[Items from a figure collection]
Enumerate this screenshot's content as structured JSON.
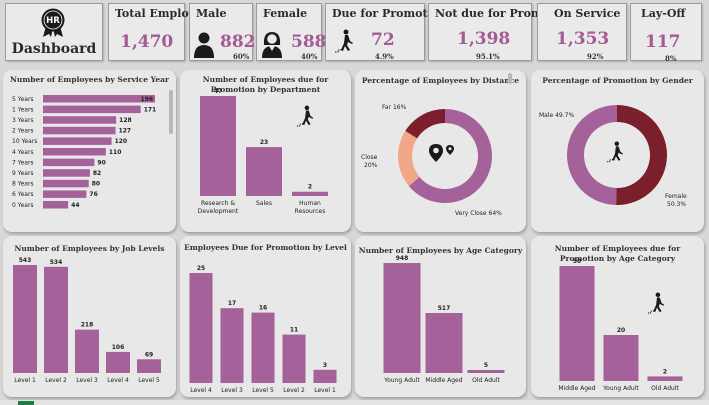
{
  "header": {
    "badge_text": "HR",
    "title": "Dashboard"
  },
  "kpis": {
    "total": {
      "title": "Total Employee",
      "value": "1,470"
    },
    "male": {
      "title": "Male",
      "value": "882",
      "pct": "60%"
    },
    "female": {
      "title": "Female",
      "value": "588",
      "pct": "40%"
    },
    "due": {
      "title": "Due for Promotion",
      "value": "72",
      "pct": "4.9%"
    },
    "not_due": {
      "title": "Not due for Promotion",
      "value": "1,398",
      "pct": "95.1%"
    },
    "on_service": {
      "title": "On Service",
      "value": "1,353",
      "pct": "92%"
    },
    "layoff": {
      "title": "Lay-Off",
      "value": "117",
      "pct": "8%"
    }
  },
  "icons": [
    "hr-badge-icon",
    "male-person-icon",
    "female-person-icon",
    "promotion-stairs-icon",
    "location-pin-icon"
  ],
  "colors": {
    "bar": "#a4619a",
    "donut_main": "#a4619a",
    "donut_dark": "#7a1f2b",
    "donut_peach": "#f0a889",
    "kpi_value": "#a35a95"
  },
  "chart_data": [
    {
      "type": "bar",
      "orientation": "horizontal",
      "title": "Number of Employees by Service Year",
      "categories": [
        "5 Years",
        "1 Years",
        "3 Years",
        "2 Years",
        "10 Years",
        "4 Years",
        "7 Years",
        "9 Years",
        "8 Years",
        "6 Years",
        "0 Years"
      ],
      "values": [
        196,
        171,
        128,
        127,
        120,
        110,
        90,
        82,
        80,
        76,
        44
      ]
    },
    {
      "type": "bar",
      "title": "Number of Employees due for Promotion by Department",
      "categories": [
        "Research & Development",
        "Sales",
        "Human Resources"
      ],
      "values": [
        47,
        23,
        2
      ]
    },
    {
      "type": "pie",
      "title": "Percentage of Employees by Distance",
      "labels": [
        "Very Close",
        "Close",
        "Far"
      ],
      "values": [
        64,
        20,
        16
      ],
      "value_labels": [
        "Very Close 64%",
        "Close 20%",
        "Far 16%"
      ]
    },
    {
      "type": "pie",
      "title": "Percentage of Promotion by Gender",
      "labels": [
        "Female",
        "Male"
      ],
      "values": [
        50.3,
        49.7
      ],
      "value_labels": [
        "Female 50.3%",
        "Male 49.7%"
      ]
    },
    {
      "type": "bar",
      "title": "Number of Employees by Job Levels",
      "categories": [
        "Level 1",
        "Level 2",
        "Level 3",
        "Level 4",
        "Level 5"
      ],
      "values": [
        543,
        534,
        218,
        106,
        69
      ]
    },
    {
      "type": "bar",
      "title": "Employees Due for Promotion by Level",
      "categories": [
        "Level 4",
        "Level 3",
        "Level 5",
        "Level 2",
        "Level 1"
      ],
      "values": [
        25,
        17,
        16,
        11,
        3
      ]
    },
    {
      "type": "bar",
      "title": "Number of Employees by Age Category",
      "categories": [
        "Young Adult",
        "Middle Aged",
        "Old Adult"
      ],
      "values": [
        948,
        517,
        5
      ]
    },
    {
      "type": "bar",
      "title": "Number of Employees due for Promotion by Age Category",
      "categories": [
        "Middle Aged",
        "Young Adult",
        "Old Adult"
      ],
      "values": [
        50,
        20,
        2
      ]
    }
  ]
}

-- Aim of the task --
Output all of the data exactly as it stands, minus any images.

-- Task answer --
Enumerate this screenshot's content as structured JSON.
{
  "header": {
    "badge_text": "HR",
    "title": "Dashboard"
  },
  "kpis": {
    "total": {
      "title": "Total Employee",
      "value": "1,470"
    },
    "male": {
      "title": "Male",
      "value": "882",
      "pct": "60%"
    },
    "female": {
      "title": "Female",
      "value": "588",
      "pct": "40%"
    },
    "due": {
      "title": "Due for Promotion",
      "value": "72",
      "pct": "4.9%"
    },
    "not_due": {
      "title": "Not due for Promotion",
      "value": "1,398",
      "pct": "95.1%"
    },
    "on_service": {
      "title": "On Service",
      "value": "1,353",
      "pct": "92%"
    },
    "layoff": {
      "title": "Lay-Off",
      "value": "117",
      "pct": "8%"
    }
  },
  "icons": [
    "hr-badge-icon",
    "male-person-icon",
    "female-person-icon",
    "promotion-stairs-icon",
    "location-pin-icon"
  ],
  "colors": {
    "bar": "#a4619a",
    "donut_main": "#a4619a",
    "donut_dark": "#7a1f2b",
    "donut_peach": "#f0a889",
    "kpi_value": "#a35a95"
  },
  "chart_data": [
    {
      "type": "bar",
      "orientation": "horizontal",
      "title": "Number of Employees by Service Year",
      "categories": [
        "5 Years",
        "1 Years",
        "3 Years",
        "2 Years",
        "10 Years",
        "4 Years",
        "7 Years",
        "9 Years",
        "8 Years",
        "6 Years",
        "0 Years"
      ],
      "values": [
        196,
        171,
        128,
        127,
        120,
        110,
        90,
        82,
        80,
        76,
        44
      ]
    },
    {
      "type": "bar",
      "title": "Number of Employees due for Promotion by Department",
      "categories": [
        "Research & Development",
        "Sales",
        "Human Resources"
      ],
      "values": [
        47,
        23,
        2
      ]
    },
    {
      "type": "pie",
      "title": "Percentage of Employees by Distance",
      "labels": [
        "Very Close",
        "Close",
        "Far"
      ],
      "values": [
        64,
        20,
        16
      ],
      "value_labels": [
        "Very Close 64%",
        "Close 20%",
        "Far 16%"
      ]
    },
    {
      "type": "pie",
      "title": "Percentage of Promotion by Gender",
      "labels": [
        "Female",
        "Male"
      ],
      "values": [
        50.3,
        49.7
      ],
      "value_labels": [
        "Female 50.3%",
        "Male 49.7%"
      ]
    },
    {
      "type": "bar",
      "title": "Number of Employees by Job Levels",
      "categories": [
        "Level 1",
        "Level 2",
        "Level 3",
        "Level 4",
        "Level 5"
      ],
      "values": [
        543,
        534,
        218,
        106,
        69
      ]
    },
    {
      "type": "bar",
      "title": "Employees Due for Promotion by Level",
      "categories": [
        "Level 4",
        "Level 3",
        "Level 5",
        "Level 2",
        "Level 1"
      ],
      "values": [
        25,
        17,
        16,
        11,
        3
      ]
    },
    {
      "type": "bar",
      "title": "Number of Employees by Age Category",
      "categories": [
        "Young Adult",
        "Middle Aged",
        "Old Adult"
      ],
      "values": [
        948,
        517,
        5
      ]
    },
    {
      "type": "bar",
      "title": "Number of Employees due for Promotion by Age Category",
      "categories": [
        "Middle Aged",
        "Young Adult",
        "Old Adult"
      ],
      "values": [
        50,
        20,
        2
      ]
    }
  ]
}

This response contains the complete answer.